= EXERCISE TASK =
Transcribe every entry word for word, leaving out all images.

= SUPPLIED MATERIAL =
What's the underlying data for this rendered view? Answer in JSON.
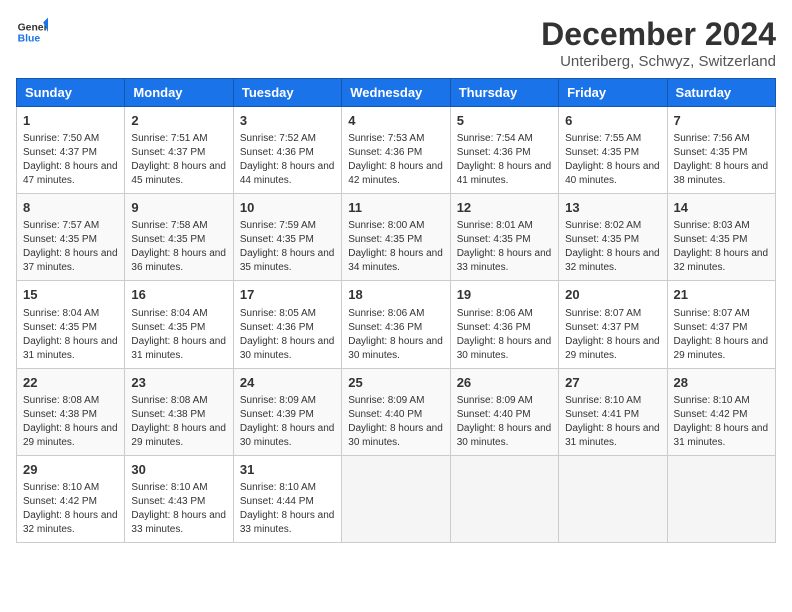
{
  "header": {
    "logo_line1": "General",
    "logo_line2": "Blue",
    "main_title": "December 2024",
    "subtitle": "Unteriberg, Schwyz, Switzerland"
  },
  "days_of_week": [
    "Sunday",
    "Monday",
    "Tuesday",
    "Wednesday",
    "Thursday",
    "Friday",
    "Saturday"
  ],
  "weeks": [
    [
      {
        "day": "1",
        "sunrise": "7:50 AM",
        "sunset": "4:37 PM",
        "daylight": "8 hours and 47 minutes."
      },
      {
        "day": "2",
        "sunrise": "7:51 AM",
        "sunset": "4:37 PM",
        "daylight": "8 hours and 45 minutes."
      },
      {
        "day": "3",
        "sunrise": "7:52 AM",
        "sunset": "4:36 PM",
        "daylight": "8 hours and 44 minutes."
      },
      {
        "day": "4",
        "sunrise": "7:53 AM",
        "sunset": "4:36 PM",
        "daylight": "8 hours and 42 minutes."
      },
      {
        "day": "5",
        "sunrise": "7:54 AM",
        "sunset": "4:36 PM",
        "daylight": "8 hours and 41 minutes."
      },
      {
        "day": "6",
        "sunrise": "7:55 AM",
        "sunset": "4:35 PM",
        "daylight": "8 hours and 40 minutes."
      },
      {
        "day": "7",
        "sunrise": "7:56 AM",
        "sunset": "4:35 PM",
        "daylight": "8 hours and 38 minutes."
      }
    ],
    [
      {
        "day": "8",
        "sunrise": "7:57 AM",
        "sunset": "4:35 PM",
        "daylight": "8 hours and 37 minutes."
      },
      {
        "day": "9",
        "sunrise": "7:58 AM",
        "sunset": "4:35 PM",
        "daylight": "8 hours and 36 minutes."
      },
      {
        "day": "10",
        "sunrise": "7:59 AM",
        "sunset": "4:35 PM",
        "daylight": "8 hours and 35 minutes."
      },
      {
        "day": "11",
        "sunrise": "8:00 AM",
        "sunset": "4:35 PM",
        "daylight": "8 hours and 34 minutes."
      },
      {
        "day": "12",
        "sunrise": "8:01 AM",
        "sunset": "4:35 PM",
        "daylight": "8 hours and 33 minutes."
      },
      {
        "day": "13",
        "sunrise": "8:02 AM",
        "sunset": "4:35 PM",
        "daylight": "8 hours and 32 minutes."
      },
      {
        "day": "14",
        "sunrise": "8:03 AM",
        "sunset": "4:35 PM",
        "daylight": "8 hours and 32 minutes."
      }
    ],
    [
      {
        "day": "15",
        "sunrise": "8:04 AM",
        "sunset": "4:35 PM",
        "daylight": "8 hours and 31 minutes."
      },
      {
        "day": "16",
        "sunrise": "8:04 AM",
        "sunset": "4:35 PM",
        "daylight": "8 hours and 31 minutes."
      },
      {
        "day": "17",
        "sunrise": "8:05 AM",
        "sunset": "4:36 PM",
        "daylight": "8 hours and 30 minutes."
      },
      {
        "day": "18",
        "sunrise": "8:06 AM",
        "sunset": "4:36 PM",
        "daylight": "8 hours and 30 minutes."
      },
      {
        "day": "19",
        "sunrise": "8:06 AM",
        "sunset": "4:36 PM",
        "daylight": "8 hours and 30 minutes."
      },
      {
        "day": "20",
        "sunrise": "8:07 AM",
        "sunset": "4:37 PM",
        "daylight": "8 hours and 29 minutes."
      },
      {
        "day": "21",
        "sunrise": "8:07 AM",
        "sunset": "4:37 PM",
        "daylight": "8 hours and 29 minutes."
      }
    ],
    [
      {
        "day": "22",
        "sunrise": "8:08 AM",
        "sunset": "4:38 PM",
        "daylight": "8 hours and 29 minutes."
      },
      {
        "day": "23",
        "sunrise": "8:08 AM",
        "sunset": "4:38 PM",
        "daylight": "8 hours and 29 minutes."
      },
      {
        "day": "24",
        "sunrise": "8:09 AM",
        "sunset": "4:39 PM",
        "daylight": "8 hours and 30 minutes."
      },
      {
        "day": "25",
        "sunrise": "8:09 AM",
        "sunset": "4:40 PM",
        "daylight": "8 hours and 30 minutes."
      },
      {
        "day": "26",
        "sunrise": "8:09 AM",
        "sunset": "4:40 PM",
        "daylight": "8 hours and 30 minutes."
      },
      {
        "day": "27",
        "sunrise": "8:10 AM",
        "sunset": "4:41 PM",
        "daylight": "8 hours and 31 minutes."
      },
      {
        "day": "28",
        "sunrise": "8:10 AM",
        "sunset": "4:42 PM",
        "daylight": "8 hours and 31 minutes."
      }
    ],
    [
      {
        "day": "29",
        "sunrise": "8:10 AM",
        "sunset": "4:42 PM",
        "daylight": "8 hours and 32 minutes."
      },
      {
        "day": "30",
        "sunrise": "8:10 AM",
        "sunset": "4:43 PM",
        "daylight": "8 hours and 33 minutes."
      },
      {
        "day": "31",
        "sunrise": "8:10 AM",
        "sunset": "4:44 PM",
        "daylight": "8 hours and 33 minutes."
      },
      null,
      null,
      null,
      null
    ]
  ],
  "labels": {
    "sunrise": "Sunrise:",
    "sunset": "Sunset:",
    "daylight": "Daylight:"
  }
}
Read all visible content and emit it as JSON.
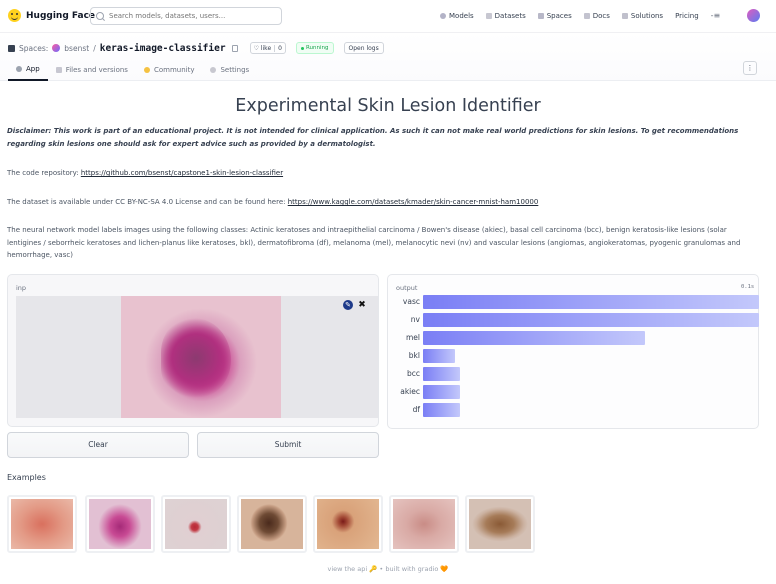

= SOLVED EXERCISE =
What's the underlying data for this rendered view? Answer in JSON.
{
  "header": {
    "logo_line1": "General",
    "logo_line2": "Blue",
    "main_title": "December 2024",
    "subtitle": "Unteriberg, Schwyz, Switzerland"
  },
  "days_of_week": [
    "Sunday",
    "Monday",
    "Tuesday",
    "Wednesday",
    "Thursday",
    "Friday",
    "Saturday"
  ],
  "weeks": [
    [
      {
        "day": "1",
        "sunrise": "7:50 AM",
        "sunset": "4:37 PM",
        "daylight": "8 hours and 47 minutes."
      },
      {
        "day": "2",
        "sunrise": "7:51 AM",
        "sunset": "4:37 PM",
        "daylight": "8 hours and 45 minutes."
      },
      {
        "day": "3",
        "sunrise": "7:52 AM",
        "sunset": "4:36 PM",
        "daylight": "8 hours and 44 minutes."
      },
      {
        "day": "4",
        "sunrise": "7:53 AM",
        "sunset": "4:36 PM",
        "daylight": "8 hours and 42 minutes."
      },
      {
        "day": "5",
        "sunrise": "7:54 AM",
        "sunset": "4:36 PM",
        "daylight": "8 hours and 41 minutes."
      },
      {
        "day": "6",
        "sunrise": "7:55 AM",
        "sunset": "4:35 PM",
        "daylight": "8 hours and 40 minutes."
      },
      {
        "day": "7",
        "sunrise": "7:56 AM",
        "sunset": "4:35 PM",
        "daylight": "8 hours and 38 minutes."
      }
    ],
    [
      {
        "day": "8",
        "sunrise": "7:57 AM",
        "sunset": "4:35 PM",
        "daylight": "8 hours and 37 minutes."
      },
      {
        "day": "9",
        "sunrise": "7:58 AM",
        "sunset": "4:35 PM",
        "daylight": "8 hours and 36 minutes."
      },
      {
        "day": "10",
        "sunrise": "7:59 AM",
        "sunset": "4:35 PM",
        "daylight": "8 hours and 35 minutes."
      },
      {
        "day": "11",
        "sunrise": "8:00 AM",
        "sunset": "4:35 PM",
        "daylight": "8 hours and 34 minutes."
      },
      {
        "day": "12",
        "sunrise": "8:01 AM",
        "sunset": "4:35 PM",
        "daylight": "8 hours and 33 minutes."
      },
      {
        "day": "13",
        "sunrise": "8:02 AM",
        "sunset": "4:35 PM",
        "daylight": "8 hours and 32 minutes."
      },
      {
        "day": "14",
        "sunrise": "8:03 AM",
        "sunset": "4:35 PM",
        "daylight": "8 hours and 32 minutes."
      }
    ],
    [
      {
        "day": "15",
        "sunrise": "8:04 AM",
        "sunset": "4:35 PM",
        "daylight": "8 hours and 31 minutes."
      },
      {
        "day": "16",
        "sunrise": "8:04 AM",
        "sunset": "4:35 PM",
        "daylight": "8 hours and 31 minutes."
      },
      {
        "day": "17",
        "sunrise": "8:05 AM",
        "sunset": "4:36 PM",
        "daylight": "8 hours and 30 minutes."
      },
      {
        "day": "18",
        "sunrise": "8:06 AM",
        "sunset": "4:36 PM",
        "daylight": "8 hours and 30 minutes."
      },
      {
        "day": "19",
        "sunrise": "8:06 AM",
        "sunset": "4:36 PM",
        "daylight": "8 hours and 30 minutes."
      },
      {
        "day": "20",
        "sunrise": "8:07 AM",
        "sunset": "4:37 PM",
        "daylight": "8 hours and 29 minutes."
      },
      {
        "day": "21",
        "sunrise": "8:07 AM",
        "sunset": "4:37 PM",
        "daylight": "8 hours and 29 minutes."
      }
    ],
    [
      {
        "day": "22",
        "sunrise": "8:08 AM",
        "sunset": "4:38 PM",
        "daylight": "8 hours and 29 minutes."
      },
      {
        "day": "23",
        "sunrise": "8:08 AM",
        "sunset": "4:38 PM",
        "daylight": "8 hours and 29 minutes."
      },
      {
        "day": "24",
        "sunrise": "8:09 AM",
        "sunset": "4:39 PM",
        "daylight": "8 hours and 30 minutes."
      },
      {
        "day": "25",
        "sunrise": "8:09 AM",
        "sunset": "4:40 PM",
        "daylight": "8 hours and 30 minutes."
      },
      {
        "day": "26",
        "sunrise": "8:09 AM",
        "sunset": "4:40 PM",
        "daylight": "8 hours and 30 minutes."
      },
      {
        "day": "27",
        "sunrise": "8:10 AM",
        "sunset": "4:41 PM",
        "daylight": "8 hours and 31 minutes."
      },
      {
        "day": "28",
        "sunrise": "8:10 AM",
        "sunset": "4:42 PM",
        "daylight": "8 hours and 31 minutes."
      }
    ],
    [
      {
        "day": "29",
        "sunrise": "8:10 AM",
        "sunset": "4:42 PM",
        "daylight": "8 hours and 32 minutes."
      },
      {
        "day": "30",
        "sunrise": "8:10 AM",
        "sunset": "4:43 PM",
        "daylight": "8 hours and 33 minutes."
      },
      {
        "day": "31",
        "sunrise": "8:10 AM",
        "sunset": "4:44 PM",
        "daylight": "8 hours and 33 minutes."
      },
      null,
      null,
      null,
      null
    ]
  ],
  "labels": {
    "sunrise": "Sunrise:",
    "sunset": "Sunset:",
    "daylight": "Daylight:"
  }
}
Read all visible content and emit it as JSON.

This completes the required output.